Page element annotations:
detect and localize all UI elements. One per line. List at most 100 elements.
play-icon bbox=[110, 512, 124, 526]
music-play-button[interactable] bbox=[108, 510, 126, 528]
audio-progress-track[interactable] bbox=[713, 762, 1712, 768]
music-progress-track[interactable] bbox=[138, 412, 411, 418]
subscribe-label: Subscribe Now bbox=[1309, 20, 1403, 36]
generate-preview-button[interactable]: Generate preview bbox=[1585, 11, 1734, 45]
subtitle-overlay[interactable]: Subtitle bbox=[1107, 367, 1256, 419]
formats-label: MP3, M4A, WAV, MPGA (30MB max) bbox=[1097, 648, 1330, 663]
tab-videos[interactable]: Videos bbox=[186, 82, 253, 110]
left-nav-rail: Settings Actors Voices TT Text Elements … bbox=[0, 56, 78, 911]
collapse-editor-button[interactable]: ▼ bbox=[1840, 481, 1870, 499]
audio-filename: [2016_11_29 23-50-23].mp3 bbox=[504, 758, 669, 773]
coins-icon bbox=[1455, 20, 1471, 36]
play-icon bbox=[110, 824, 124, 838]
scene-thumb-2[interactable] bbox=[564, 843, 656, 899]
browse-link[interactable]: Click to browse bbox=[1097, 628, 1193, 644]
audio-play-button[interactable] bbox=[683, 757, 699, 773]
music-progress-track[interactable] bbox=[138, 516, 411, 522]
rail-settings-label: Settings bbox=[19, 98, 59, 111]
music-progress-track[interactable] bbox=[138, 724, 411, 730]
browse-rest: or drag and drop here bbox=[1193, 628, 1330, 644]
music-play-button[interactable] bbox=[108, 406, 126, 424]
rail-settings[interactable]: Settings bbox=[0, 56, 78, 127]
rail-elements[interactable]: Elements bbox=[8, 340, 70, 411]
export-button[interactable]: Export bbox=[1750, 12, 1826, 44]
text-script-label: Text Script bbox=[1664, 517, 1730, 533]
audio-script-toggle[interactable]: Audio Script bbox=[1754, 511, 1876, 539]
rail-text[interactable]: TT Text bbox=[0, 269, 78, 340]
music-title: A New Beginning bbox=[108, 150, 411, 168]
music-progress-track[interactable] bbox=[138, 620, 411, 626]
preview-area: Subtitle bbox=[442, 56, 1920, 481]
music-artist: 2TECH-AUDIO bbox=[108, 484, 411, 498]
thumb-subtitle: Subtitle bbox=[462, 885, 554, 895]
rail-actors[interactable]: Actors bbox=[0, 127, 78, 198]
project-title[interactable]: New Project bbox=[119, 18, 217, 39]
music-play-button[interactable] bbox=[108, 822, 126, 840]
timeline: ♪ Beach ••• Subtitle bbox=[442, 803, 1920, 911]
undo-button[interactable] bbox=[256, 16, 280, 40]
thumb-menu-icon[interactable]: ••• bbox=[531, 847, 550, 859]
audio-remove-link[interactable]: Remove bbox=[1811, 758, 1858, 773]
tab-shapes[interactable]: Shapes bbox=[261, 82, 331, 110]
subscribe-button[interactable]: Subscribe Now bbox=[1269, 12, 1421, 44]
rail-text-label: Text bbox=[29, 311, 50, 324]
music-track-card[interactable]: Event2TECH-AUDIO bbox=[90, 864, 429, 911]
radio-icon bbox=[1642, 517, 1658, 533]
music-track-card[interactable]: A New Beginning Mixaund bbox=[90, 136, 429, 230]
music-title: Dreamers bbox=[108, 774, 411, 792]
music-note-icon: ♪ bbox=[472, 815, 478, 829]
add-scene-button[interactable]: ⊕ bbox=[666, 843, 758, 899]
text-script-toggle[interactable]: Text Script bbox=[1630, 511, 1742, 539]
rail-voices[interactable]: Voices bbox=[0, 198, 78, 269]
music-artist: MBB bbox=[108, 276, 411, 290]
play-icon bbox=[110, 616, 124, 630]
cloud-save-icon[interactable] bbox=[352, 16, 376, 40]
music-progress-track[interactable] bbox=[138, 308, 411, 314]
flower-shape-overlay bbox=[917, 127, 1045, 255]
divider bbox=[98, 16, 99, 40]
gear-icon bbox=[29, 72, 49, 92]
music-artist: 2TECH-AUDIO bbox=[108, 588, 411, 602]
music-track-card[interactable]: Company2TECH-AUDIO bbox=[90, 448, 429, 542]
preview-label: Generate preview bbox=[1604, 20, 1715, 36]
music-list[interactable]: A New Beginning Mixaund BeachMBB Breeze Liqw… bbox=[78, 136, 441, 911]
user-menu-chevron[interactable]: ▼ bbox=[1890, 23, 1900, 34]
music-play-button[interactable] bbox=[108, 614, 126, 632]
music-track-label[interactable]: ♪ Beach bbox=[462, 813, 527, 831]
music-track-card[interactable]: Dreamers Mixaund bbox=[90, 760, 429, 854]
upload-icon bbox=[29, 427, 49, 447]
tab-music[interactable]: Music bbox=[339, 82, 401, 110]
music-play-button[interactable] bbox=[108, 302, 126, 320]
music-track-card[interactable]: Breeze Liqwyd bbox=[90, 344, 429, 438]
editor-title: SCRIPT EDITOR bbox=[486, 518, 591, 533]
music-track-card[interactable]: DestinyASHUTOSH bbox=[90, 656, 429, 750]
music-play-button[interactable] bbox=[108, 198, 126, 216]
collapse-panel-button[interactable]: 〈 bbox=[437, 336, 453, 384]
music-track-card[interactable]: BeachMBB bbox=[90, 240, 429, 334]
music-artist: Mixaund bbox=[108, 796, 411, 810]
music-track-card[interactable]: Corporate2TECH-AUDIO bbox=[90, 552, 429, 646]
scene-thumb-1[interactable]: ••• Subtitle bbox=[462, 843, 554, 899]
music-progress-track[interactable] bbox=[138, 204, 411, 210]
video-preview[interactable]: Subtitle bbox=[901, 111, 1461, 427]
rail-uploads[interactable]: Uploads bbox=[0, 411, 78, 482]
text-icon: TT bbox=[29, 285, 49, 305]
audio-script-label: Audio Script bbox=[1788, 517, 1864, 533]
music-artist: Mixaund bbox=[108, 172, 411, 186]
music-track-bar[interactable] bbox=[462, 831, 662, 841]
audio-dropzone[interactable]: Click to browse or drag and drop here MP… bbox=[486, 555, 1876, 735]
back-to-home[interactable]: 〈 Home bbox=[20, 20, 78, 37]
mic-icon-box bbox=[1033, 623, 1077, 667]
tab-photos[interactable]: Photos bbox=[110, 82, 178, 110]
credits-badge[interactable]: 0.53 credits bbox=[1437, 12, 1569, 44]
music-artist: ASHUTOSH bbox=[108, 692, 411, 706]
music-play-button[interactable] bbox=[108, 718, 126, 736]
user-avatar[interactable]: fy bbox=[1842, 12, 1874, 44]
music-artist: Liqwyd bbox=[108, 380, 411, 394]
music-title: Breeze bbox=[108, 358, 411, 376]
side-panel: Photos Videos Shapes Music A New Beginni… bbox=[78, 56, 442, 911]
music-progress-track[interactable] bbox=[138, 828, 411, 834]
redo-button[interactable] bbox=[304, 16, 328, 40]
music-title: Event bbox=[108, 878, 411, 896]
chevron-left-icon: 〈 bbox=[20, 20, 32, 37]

Your objective: Copy out the rows from the first line through the line containing "rail-actors[interactable]: Actors bbox=[0, 127, 78, 198]", including both ends, reproducing every line verbatim.

Response below:
detect and localize all UI elements. One per line. List at most 100 elements.
play-icon bbox=[110, 512, 124, 526]
music-play-button[interactable] bbox=[108, 510, 126, 528]
audio-progress-track[interactable] bbox=[713, 762, 1712, 768]
music-progress-track[interactable] bbox=[138, 412, 411, 418]
subscribe-label: Subscribe Now bbox=[1309, 20, 1403, 36]
generate-preview-button[interactable]: Generate preview bbox=[1585, 11, 1734, 45]
subtitle-overlay[interactable]: Subtitle bbox=[1107, 367, 1256, 419]
formats-label: MP3, M4A, WAV, MPGA (30MB max) bbox=[1097, 648, 1330, 663]
tab-videos[interactable]: Videos bbox=[186, 82, 253, 110]
left-nav-rail: Settings Actors Voices TT Text Elements … bbox=[0, 56, 78, 911]
collapse-editor-button[interactable]: ▼ bbox=[1840, 481, 1870, 499]
audio-filename: [2016_11_29 23-50-23].mp3 bbox=[504, 758, 669, 773]
coins-icon bbox=[1455, 20, 1471, 36]
play-icon bbox=[110, 824, 124, 838]
scene-thumb-2[interactable] bbox=[564, 843, 656, 899]
browse-link[interactable]: Click to browse bbox=[1097, 628, 1193, 644]
audio-play-button[interactable] bbox=[683, 757, 699, 773]
music-progress-track[interactable] bbox=[138, 516, 411, 522]
rail-settings-label: Settings bbox=[19, 98, 59, 111]
music-progress-track[interactable] bbox=[138, 724, 411, 730]
browse-rest: or drag and drop here bbox=[1193, 628, 1330, 644]
music-play-button[interactable] bbox=[108, 406, 126, 424]
rail-settings[interactable]: Settings bbox=[0, 56, 78, 127]
rail-elements[interactable]: Elements bbox=[8, 340, 70, 411]
export-button[interactable]: Export bbox=[1750, 12, 1826, 44]
text-script-label: Text Script bbox=[1664, 517, 1730, 533]
audio-script-toggle[interactable]: Audio Script bbox=[1754, 511, 1876, 539]
rail-text[interactable]: TT Text bbox=[0, 269, 78, 340]
music-title: A New Beginning bbox=[108, 150, 411, 168]
music-progress-track[interactable] bbox=[138, 620, 411, 626]
preview-area: Subtitle bbox=[442, 56, 1920, 481]
music-artist: 2TECH-AUDIO bbox=[108, 484, 411, 498]
thumb-subtitle: Subtitle bbox=[462, 885, 554, 895]
rail-actors[interactable]: Actors bbox=[0, 127, 78, 198]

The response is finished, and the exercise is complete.